== PROBLEM DESCRIPTION ==
Pictures do not belong in the copy; transcribe everything else in the records exactly.
══════════
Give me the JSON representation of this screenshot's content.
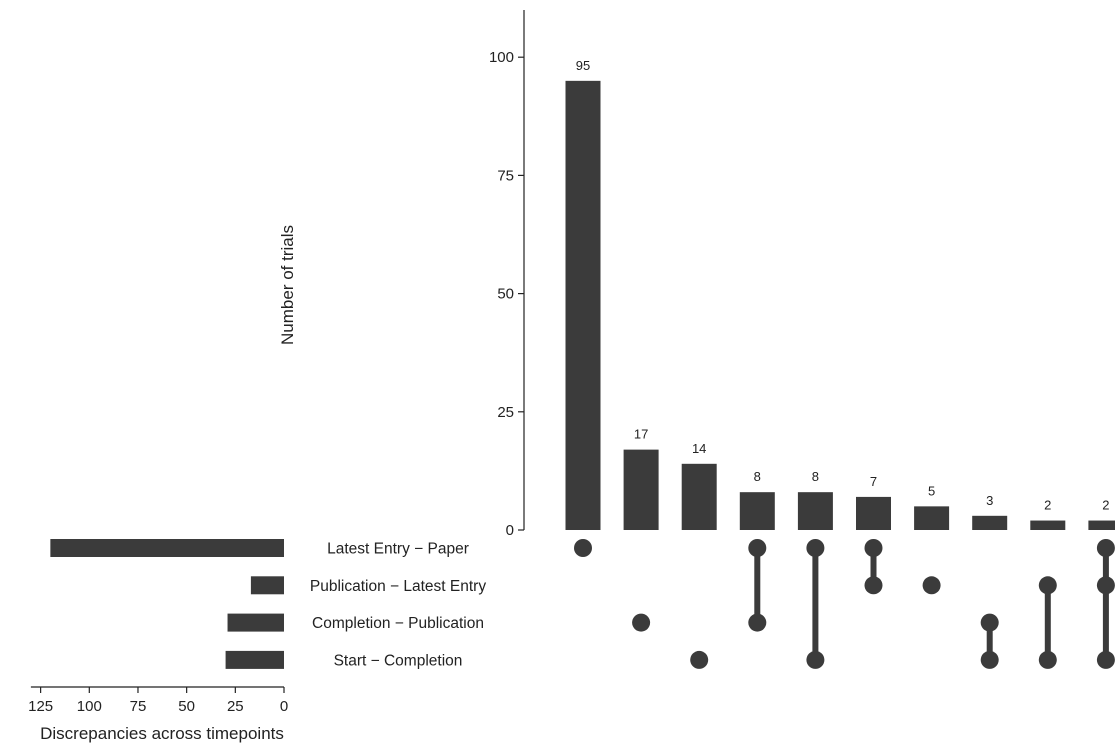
{
  "chart_data": {
    "type": "bar",
    "subtype": "upset",
    "intersections": {
      "ylabel": "Number of trials",
      "ylim": [
        0,
        110
      ],
      "yticks": [
        0,
        25,
        50,
        75,
        100
      ],
      "values": [
        95,
        17,
        14,
        8,
        8,
        7,
        5,
        3,
        2,
        2
      ],
      "data_labels": [
        "95",
        "17",
        "14",
        "8",
        "8",
        "7",
        "5",
        "3",
        "2",
        "2"
      ],
      "memberships": [
        [
          "Latest Entry − Paper"
        ],
        [
          "Completion − Publication"
        ],
        [
          "Start − Completion"
        ],
        [
          "Latest Entry − Paper",
          "Completion − Publication"
        ],
        [
          "Latest Entry − Paper",
          "Start − Completion"
        ],
        [
          "Latest Entry − Paper",
          "Publication − Latest Entry"
        ],
        [
          "Publication − Latest Entry"
        ],
        [
          "Completion − Publication",
          "Start − Completion"
        ],
        [
          "Publication − Latest Entry",
          "Start − Completion"
        ],
        [
          "Latest Entry − Paper",
          "Publication − Latest Entry",
          "Start − Completion"
        ]
      ]
    },
    "sets": {
      "names": [
        "Latest Entry − Paper",
        "Publication − Latest Entry",
        "Completion − Publication",
        "Start − Completion"
      ],
      "display_labels": [
        "Latest Entry − Paper",
        "Publication − Latest Entry",
        "Completion − Publication",
        "Start − Completion"
      ],
      "values": [
        120,
        17,
        29,
        30
      ],
      "xlabel": "Discrepancies across timepoints",
      "xlim": [
        130,
        0
      ],
      "xticks": [
        125,
        100,
        75,
        50,
        25,
        0
      ]
    },
    "colors": {
      "bar": "#3b3b3b",
      "dot": "#3b3b3b",
      "axis": "#222222"
    }
  }
}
══════════
== ANSWER ==
Give me the JSON representation of this screenshot's content.
{
  "chart_data": {
    "type": "bar",
    "subtype": "upset",
    "intersections": {
      "ylabel": "Number of trials",
      "ylim": [
        0,
        110
      ],
      "yticks": [
        0,
        25,
        50,
        75,
        100
      ],
      "values": [
        95,
        17,
        14,
        8,
        8,
        7,
        5,
        3,
        2,
        2
      ],
      "data_labels": [
        "95",
        "17",
        "14",
        "8",
        "8",
        "7",
        "5",
        "3",
        "2",
        "2"
      ],
      "memberships": [
        [
          "Latest Entry − Paper"
        ],
        [
          "Completion − Publication"
        ],
        [
          "Start − Completion"
        ],
        [
          "Latest Entry − Paper",
          "Completion − Publication"
        ],
        [
          "Latest Entry − Paper",
          "Start − Completion"
        ],
        [
          "Latest Entry − Paper",
          "Publication − Latest Entry"
        ],
        [
          "Publication − Latest Entry"
        ],
        [
          "Completion − Publication",
          "Start − Completion"
        ],
        [
          "Publication − Latest Entry",
          "Start − Completion"
        ],
        [
          "Latest Entry − Paper",
          "Publication − Latest Entry",
          "Start − Completion"
        ]
      ]
    },
    "sets": {
      "names": [
        "Latest Entry − Paper",
        "Publication − Latest Entry",
        "Completion − Publication",
        "Start − Completion"
      ],
      "display_labels": [
        "Latest Entry − Paper",
        "Publication − Latest Entry",
        "Completion − Publication",
        "Start − Completion"
      ],
      "values": [
        120,
        17,
        29,
        30
      ],
      "xlabel": "Discrepancies across timepoints",
      "xlim": [
        130,
        0
      ],
      "xticks": [
        125,
        100,
        75,
        50,
        25,
        0
      ]
    },
    "colors": {
      "bar": "#3b3b3b",
      "dot": "#3b3b3b",
      "axis": "#222222"
    }
  }
}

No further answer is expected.